Supplied information.
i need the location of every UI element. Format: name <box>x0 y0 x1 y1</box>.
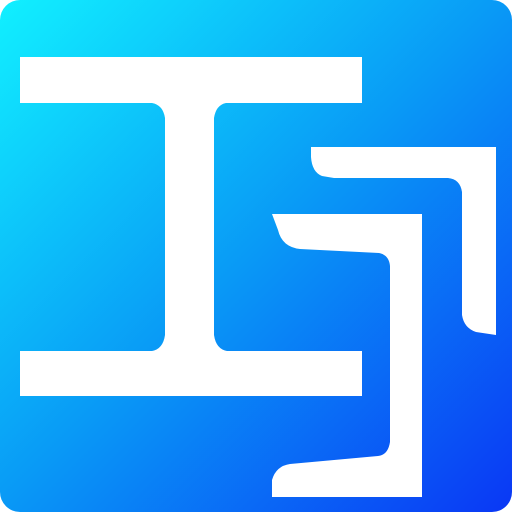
steel-profile-app-icon <box>0 0 512 512</box>
app-icon-container <box>0 0 512 512</box>
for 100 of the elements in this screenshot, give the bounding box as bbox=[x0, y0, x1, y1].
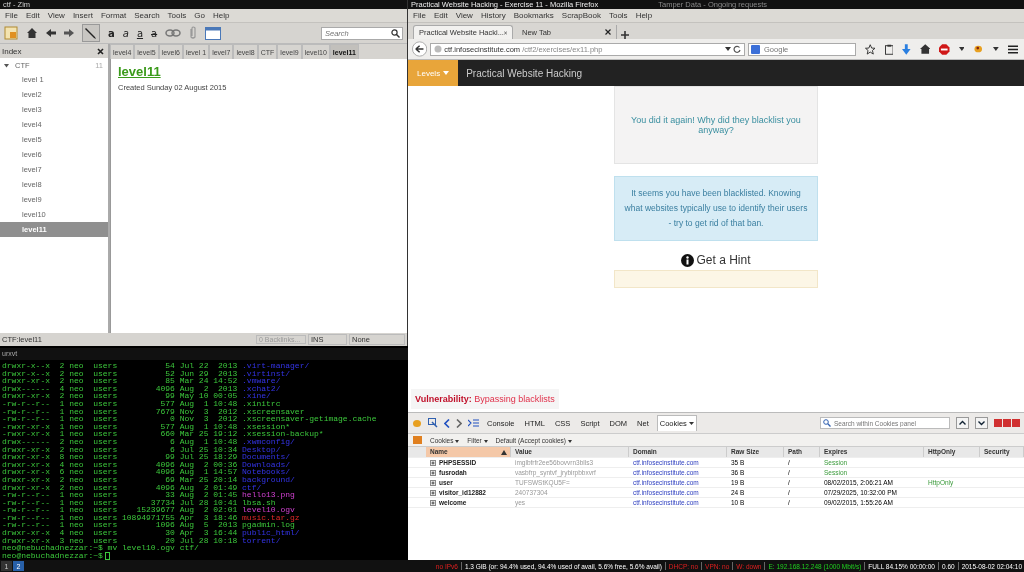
terminal-line: drwxr-xr-x 2 neo users 6 Jul 25 10:34 Desktop/ bbox=[2, 445, 281, 454]
terminal-prompt: neo@nebuchadnezzar:~$ mv level10.ogv ctf/ bbox=[2, 543, 199, 553]
menu-item[interactable]: File bbox=[413, 11, 426, 20]
page-heading: level11 bbox=[118, 64, 161, 79]
menu-item[interactable]: Go bbox=[194, 11, 205, 20]
command-line-icon[interactable] bbox=[468, 419, 479, 427]
search-icon bbox=[391, 28, 400, 38]
terminal-line: -rwxr-xr-x 1 neo users 660 Mar 25 19:12 .xsession-backup* bbox=[2, 430, 325, 438]
file-name: .virtinst/ bbox=[242, 368, 291, 378]
file-name: .xscreensaver-getimage.cache bbox=[242, 414, 377, 424]
file-name: .xscreensaver bbox=[242, 406, 305, 416]
terminal-line: drwx------ 2 neo users 6 Aug 1 10:48 .xwmconfig/ bbox=[2, 437, 295, 446]
home-icon[interactable] bbox=[26, 27, 38, 39]
file-name: .xine/ bbox=[242, 391, 271, 401]
menu-item[interactable]: Help bbox=[635, 11, 653, 20]
text-cursor bbox=[104, 551, 110, 560]
expander-icon[interactable] bbox=[3, 61, 10, 69]
terminal-line: drwxr-xr-x 2 neo users 69 Mar 25 20:14 background/ bbox=[2, 475, 296, 484]
menu-item[interactable]: Edit bbox=[433, 11, 448, 20]
format-button[interactable]: a bbox=[122, 27, 129, 39]
menu-item[interactable]: File bbox=[5, 11, 18, 20]
back-arrow-icon[interactable] bbox=[412, 41, 428, 57]
hint-link[interactable]: Get a Hint bbox=[681, 253, 751, 267]
close-icon[interactable] bbox=[97, 47, 104, 55]
down-arrow-icon[interactable] bbox=[975, 417, 988, 429]
expand-icon[interactable] bbox=[430, 459, 436, 466]
menu-item[interactable]: ScrapBook bbox=[561, 11, 601, 20]
terminal-line: -rw-r--r-- 1 neo users 33 Aug 2 01:45 hello13.png bbox=[2, 491, 296, 499]
file-name: public_html/ bbox=[242, 528, 300, 538]
caret-icon bbox=[443, 71, 450, 75]
menu-item[interactable]: Tools bbox=[167, 11, 187, 20]
notice-box: It seems you have been blacklisted. Knowing what websites typically use to identify their users - try to get rid of that ban. bbox=[614, 176, 818, 241]
terminal-line: -rw-r--r-- 1 neo users 15239677 Aug 2 02:01 level10.ogv bbox=[2, 506, 296, 514]
terminal-line: -rw-r--r-- 1 neo users 10894971755 Apr 3 18:46 music.tar.gz bbox=[2, 513, 301, 522]
file-name: ctf/ bbox=[242, 482, 262, 492]
file-name: level10.ogv bbox=[242, 505, 295, 515]
file-name: .xsession* bbox=[242, 421, 291, 431]
menu-item[interactable]: Bookmarks bbox=[513, 11, 554, 20]
search-icon bbox=[823, 419, 831, 427]
stop-sign-icon[interactable] bbox=[939, 43, 950, 55]
format-button[interactable]: a bbox=[151, 27, 158, 39]
expand-icon[interactable] bbox=[430, 489, 436, 496]
calendar-icon[interactable] bbox=[205, 26, 222, 40]
globe-icon bbox=[434, 45, 443, 53]
menu-item[interactable]: Format bbox=[100, 11, 127, 20]
bug-icon[interactable] bbox=[973, 44, 984, 54]
paperclip-icon[interactable] bbox=[189, 26, 198, 40]
site-title[interactable]: Practical Website Hacking bbox=[466, 67, 583, 79]
expand-icon[interactable] bbox=[430, 479, 436, 486]
up-arrow-icon[interactable] bbox=[956, 417, 969, 429]
search-engine-icon[interactable] bbox=[751, 44, 761, 54]
menu-item[interactable]: Edit bbox=[25, 11, 40, 20]
forward-arrow-icon[interactable] bbox=[64, 28, 74, 38]
file-name: .xwmconfig/ bbox=[242, 436, 295, 446]
caret-icon bbox=[688, 422, 694, 425]
caret-icon[interactable] bbox=[725, 47, 732, 51]
menu-icon[interactable] bbox=[1007, 44, 1019, 54]
link-icon[interactable] bbox=[165, 28, 182, 38]
menu-item[interactable]: View bbox=[455, 11, 473, 20]
download-icon[interactable] bbox=[902, 43, 911, 55]
new-tab-icon[interactable] bbox=[621, 31, 629, 39]
back-arrow-icon[interactable] bbox=[46, 28, 56, 38]
menu-item[interactable]: Search bbox=[134, 11, 160, 20]
terminal-line: drwxr-xr-x 6 neo users 4096 Aug 1 14:57 Notebooks/ bbox=[2, 468, 292, 476]
terminal-line: -rw-r--r-- 1 neo users 1096 Aug 5 2013 pgadmin.log bbox=[2, 521, 295, 530]
reload-icon[interactable] bbox=[733, 45, 742, 53]
pen-icon[interactable] bbox=[82, 24, 100, 42]
terminal-line: -rw-r--r-- 1 neo users 7679 Nov 3 2012 .xscreensaver bbox=[2, 407, 306, 416]
format-button[interactable]: a bbox=[108, 27, 115, 39]
terminal-line: drwxr-xr-x 2 neo users 4096 Aug 2 01:49 ctf/ bbox=[2, 483, 262, 492]
caret-icon bbox=[483, 439, 488, 443]
file-name: lbsa.sh bbox=[242, 497, 276, 507]
vulnerability-label: Vulnerability: Bypassing blacklists bbox=[411, 389, 559, 409]
expand-icon[interactable] bbox=[430, 469, 436, 476]
inspect-icon[interactable] bbox=[428, 418, 438, 428]
pane-title: Index bbox=[2, 46, 22, 56]
terminal-line: -rw-r--r-- 1 neo users 577 Aug 1 10:48 .xinitrc bbox=[2, 399, 282, 408]
format-button[interactable]: a bbox=[136, 27, 144, 39]
sort-arrow-icon[interactable] bbox=[501, 449, 507, 455]
clipboard-icon[interactable] bbox=[884, 43, 894, 55]
file-name: Desktop/ bbox=[242, 444, 281, 454]
file-name: Documents/ bbox=[242, 452, 291, 462]
caret-icon[interactable] bbox=[992, 47, 999, 51]
window-controls-icon[interactable] bbox=[994, 419, 1020, 427]
terminal-prompt: neo@nebuchadnezzar:~$ bbox=[2, 550, 103, 560]
star-icon[interactable] bbox=[865, 43, 876, 55]
terminal-line: drwx------ 4 neo users 4096 Aug 2 2013 .xchat2/ bbox=[2, 384, 282, 393]
menu-item[interactable]: Tools bbox=[608, 11, 628, 20]
terminal-line: -rwxr-xr-x 1 neo users 577 Aug 1 10:48 .xsession* bbox=[2, 422, 291, 431]
menu-item[interactable]: Help bbox=[212, 11, 230, 20]
message-box: You did it again! Why did they blacklist you anyway? bbox=[614, 86, 818, 164]
terminal-line: -rw-r--r-- 1 neo users 0 Nov 3 2012 .xscreensaver-getimage.cache bbox=[2, 415, 378, 423]
caret-icon[interactable] bbox=[958, 47, 965, 51]
menu-item[interactable]: View bbox=[47, 11, 65, 20]
expand-icon[interactable] bbox=[430, 499, 436, 506]
menu-item[interactable]: Insert bbox=[72, 11, 93, 20]
home-icon[interactable] bbox=[919, 44, 931, 54]
menu-item[interactable]: History bbox=[480, 11, 506, 20]
close-icon[interactable] bbox=[605, 29, 611, 35]
terminal-line: drwxr-x--x 2 neo users 52 Jun 29 2013 .virtinst/ bbox=[2, 369, 291, 378]
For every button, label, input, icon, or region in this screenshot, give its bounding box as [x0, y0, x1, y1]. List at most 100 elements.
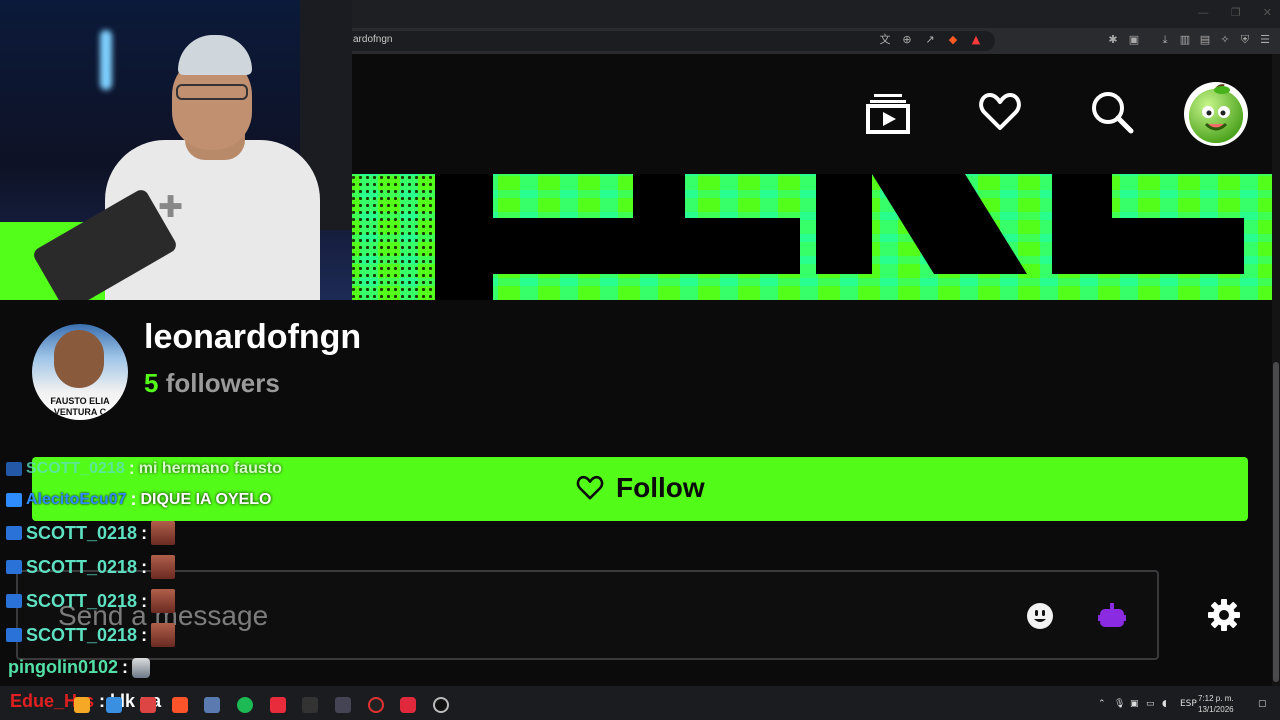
brave-rewards-icon[interactable]: ▲: [969, 33, 983, 47]
menu-icon[interactable]: ☰: [1258, 33, 1272, 47]
chat-message: SCOTT_0218 :: [6, 589, 176, 613]
chat-message: SCOTT_0218 :: [6, 521, 176, 545]
webcam-overlay: ✚: [0, 0, 352, 300]
chat-emote: [132, 657, 151, 678]
notifications-icon[interactable]: ▢: [1258, 699, 1267, 709]
chat-separator: :: [122, 657, 129, 677]
file-explorer-icon[interactable]: [74, 697, 90, 713]
address-bar[interactable]: [340, 31, 995, 51]
app-icon[interactable]: [106, 697, 122, 713]
webcam-light: [100, 30, 112, 90]
steam-icon[interactable]: [433, 697, 449, 713]
clock-date: 13/1/2026: [1198, 705, 1234, 714]
chat-text: DIQUE IA OYELO: [140, 490, 272, 508]
chat-message: SCOTT_0218 :: [6, 555, 176, 579]
emoji-icon[interactable]: [1027, 603, 1053, 629]
scrollbar-thumb[interactable]: [1273, 362, 1279, 682]
wallet-icon[interactable]: ▤: [1198, 33, 1212, 47]
chat-message: pingolin0102 :: [8, 657, 151, 678]
chat-message: SCOTT_0218 :: [6, 623, 176, 647]
chat-badge-icon: [6, 492, 22, 507]
chat-username: SCOTT_0218: [26, 590, 138, 611]
chat-text: mi hermano fausto: [138, 459, 282, 477]
app-icon[interactable]: [140, 697, 156, 713]
network-icon[interactable]: ▭: [1146, 699, 1155, 709]
app-icon[interactable]: [335, 697, 351, 713]
window-controls: — ❐ ✕: [1198, 6, 1272, 19]
microphone-icon[interactable]: 🎙︎: [1114, 699, 1125, 709]
chat-separator: :: [141, 556, 148, 577]
banner-shape: [1052, 174, 1112, 274]
chat-message: SCOTT_0218 : mi hermano fausto: [6, 458, 282, 479]
profile-avatar-face: [54, 330, 104, 388]
spotify-icon[interactable]: [237, 697, 253, 713]
system-clock[interactable]: 7:12 p. m. 13/1/2026: [1198, 693, 1234, 715]
zoom-icon[interactable]: ⊕: [900, 33, 914, 47]
chat-username: SCOTT_0218: [26, 459, 125, 477]
chat-separator: :: [141, 624, 148, 645]
follower-count: 5 followers: [144, 368, 280, 399]
chat-badge-icon: [6, 526, 22, 540]
brave-icon[interactable]: [172, 697, 188, 713]
chat-emote: [151, 555, 176, 579]
follow-button-label: Follow: [616, 472, 705, 503]
minimize-button[interactable]: —: [1198, 6, 1209, 19]
vpn-icon[interactable]: ⛨: [1238, 33, 1252, 47]
profile-avatar[interactable]: FAUSTO ELIA VENTURA C: [32, 324, 128, 420]
close-button[interactable]: ✕: [1263, 6, 1272, 19]
search-icon[interactable]: [1090, 90, 1134, 134]
user-avatar[interactable]: [1184, 82, 1248, 146]
chat-separator: :: [130, 489, 137, 509]
calculator-icon[interactable]: [204, 697, 220, 713]
restore-button[interactable]: ❐: [1231, 6, 1241, 19]
clock-time: 7:12 p. m.: [1198, 694, 1234, 703]
profile-avatar-text: FAUSTO ELIA: [50, 396, 110, 406]
leo-ai-icon[interactable]: ✧: [1218, 33, 1232, 47]
chat-badge-icon: [6, 628, 22, 642]
settings-icon[interactable]: [1207, 598, 1241, 632]
tab-icon[interactable]: ▣: [1127, 33, 1141, 47]
chat-username: SCOTT_0218: [26, 556, 138, 577]
streamer-cap: [178, 35, 252, 75]
profile-avatar-text: VENTURA C: [53, 407, 107, 417]
chat-separator: :: [141, 590, 148, 611]
clips-icon[interactable]: [866, 90, 910, 134]
chat-badge-icon: [6, 461, 22, 476]
heart-icon[interactable]: [978, 90, 1022, 134]
chat-emote: [151, 623, 176, 647]
chat-badge-icon: [6, 560, 22, 574]
banner-shape: [435, 174, 493, 300]
share-icon[interactable]: ↗: [923, 33, 937, 47]
banner-shape: [630, 218, 800, 274]
bot-icon[interactable]: [1098, 603, 1126, 629]
brave-shield-icon[interactable]: ◆: [946, 33, 960, 47]
obs-icon[interactable]: [368, 697, 384, 713]
app-icon[interactable]: [302, 697, 318, 713]
sidebar-icon[interactable]: ▥: [1178, 33, 1192, 47]
language-indicator[interactable]: ESP: [1180, 699, 1197, 709]
volume-icon[interactable]: ◖: [1162, 699, 1167, 709]
tray-chevron-icon[interactable]: ⌃: [1098, 699, 1106, 709]
heart-icon: [576, 475, 604, 500]
capcut-icon[interactable]: [270, 697, 286, 713]
streamer-glasses: [176, 84, 248, 100]
extensions-icon[interactable]: ✱: [1106, 33, 1120, 47]
banner-shape: [493, 218, 633, 274]
translate-icon[interactable]: 文: [878, 33, 892, 47]
tray-app-icon[interactable]: ▣: [1130, 699, 1139, 709]
chat-separator: :: [141, 522, 148, 543]
screen: — ❐ ✕ ardofngn 文 ⊕ ↗ ◆ ▲ ✱ ▣ ⤓ ▥ ▤ ✧ ⛨ ☰: [0, 0, 1280, 720]
follow-button-content[interactable]: Follow: [576, 472, 705, 504]
followers-label: followers: [165, 368, 280, 398]
download-icon[interactable]: ⤓: [1158, 33, 1172, 47]
chat-username: SCOTT_0218: [26, 624, 138, 645]
app-icon[interactable]: [400, 697, 416, 713]
follower-number: 5: [144, 368, 159, 398]
address-bar-text[interactable]: ardofngn: [353, 34, 392, 45]
chat-emote: [151, 521, 176, 545]
chat-emote: [151, 589, 176, 613]
channel-username: leonardofngn: [144, 318, 362, 356]
chat-message: AlecitoEcu07 : DIQUE IA OYELO: [6, 489, 271, 510]
banner-shape: [816, 174, 872, 274]
chat-badge-icon: [6, 594, 22, 608]
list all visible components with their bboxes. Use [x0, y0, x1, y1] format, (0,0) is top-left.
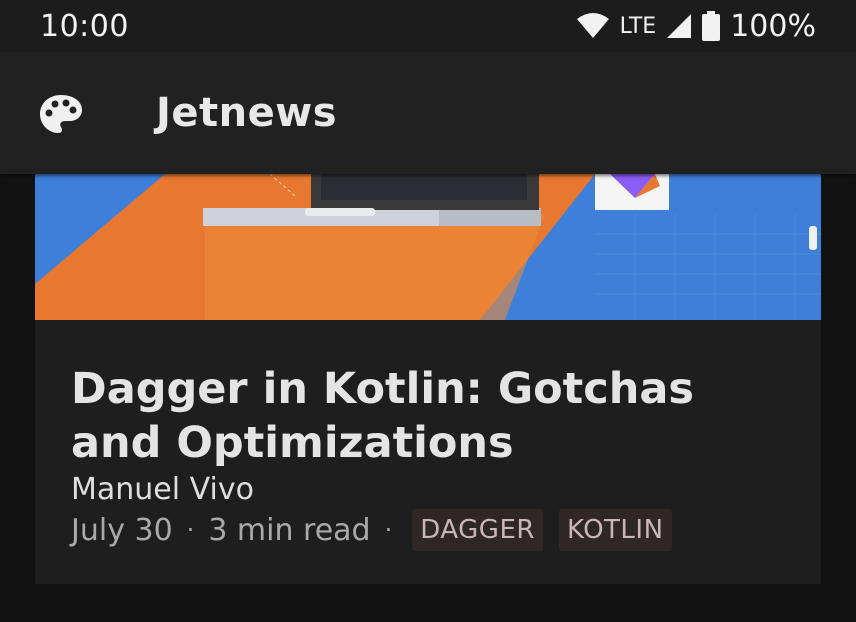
battery-icon	[702, 11, 721, 41]
status-indicators: LTE 100%	[576, 9, 816, 44]
status-time: 10:00	[40, 8, 129, 44]
palette-icon[interactable]	[38, 93, 84, 135]
post-date: July 30	[71, 512, 173, 548]
post-author: Manuel Vivo	[71, 472, 254, 507]
post-card[interactable]: Dagger in Kotlin: Gotchas and Optimizati…	[35, 174, 821, 584]
meta-separator: ·	[186, 516, 195, 544]
post-meta: July 30 · 3 min read · DAGGER KOTLIN	[71, 509, 672, 551]
app-title: Jetnews	[156, 90, 337, 136]
post-title: Dagger in Kotlin: Gotchas and Optimizati…	[71, 364, 694, 468]
tag-dagger[interactable]: DAGGER	[412, 509, 543, 551]
post-read-time: 3 min read	[208, 512, 371, 548]
post-hero-image	[35, 174, 821, 320]
meta-separator: ·	[384, 516, 393, 544]
wifi-icon	[576, 13, 609, 38]
battery-percent: 100%	[730, 8, 816, 44]
signal-icon	[667, 14, 692, 38]
status-bar: 10:00 LTE 100%	[0, 0, 856, 52]
network-type: LTE	[619, 13, 657, 39]
tag-kotlin[interactable]: KOTLIN	[558, 509, 672, 551]
top-app-bar: Jetnews	[0, 52, 856, 174]
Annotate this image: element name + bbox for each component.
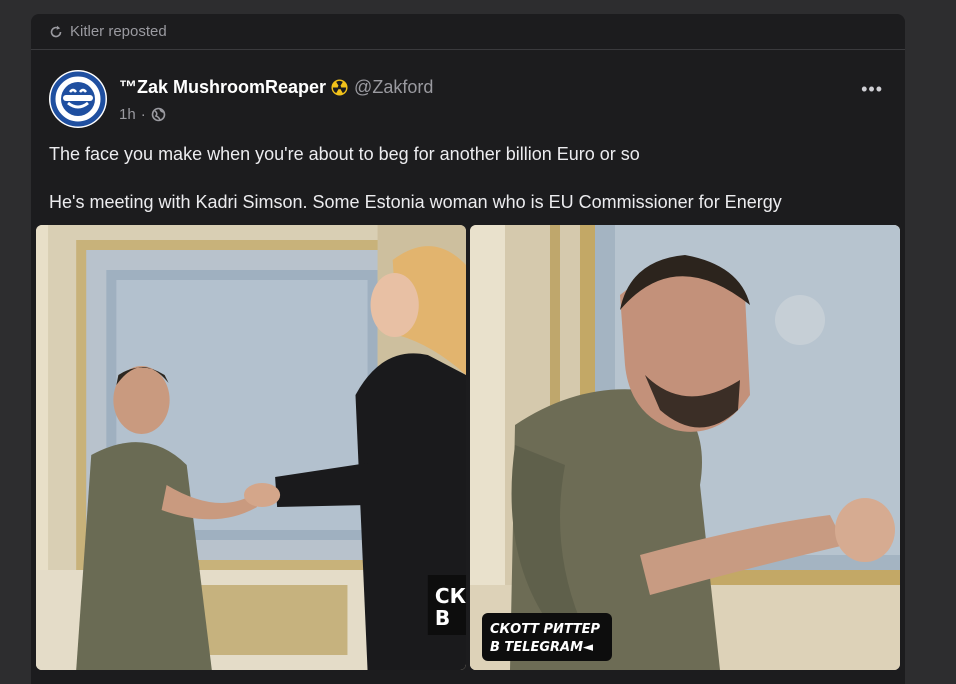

Task objective.
Please count the lines in the listing above that contain the word "prompt", and reply with the number alone.

Solution.
2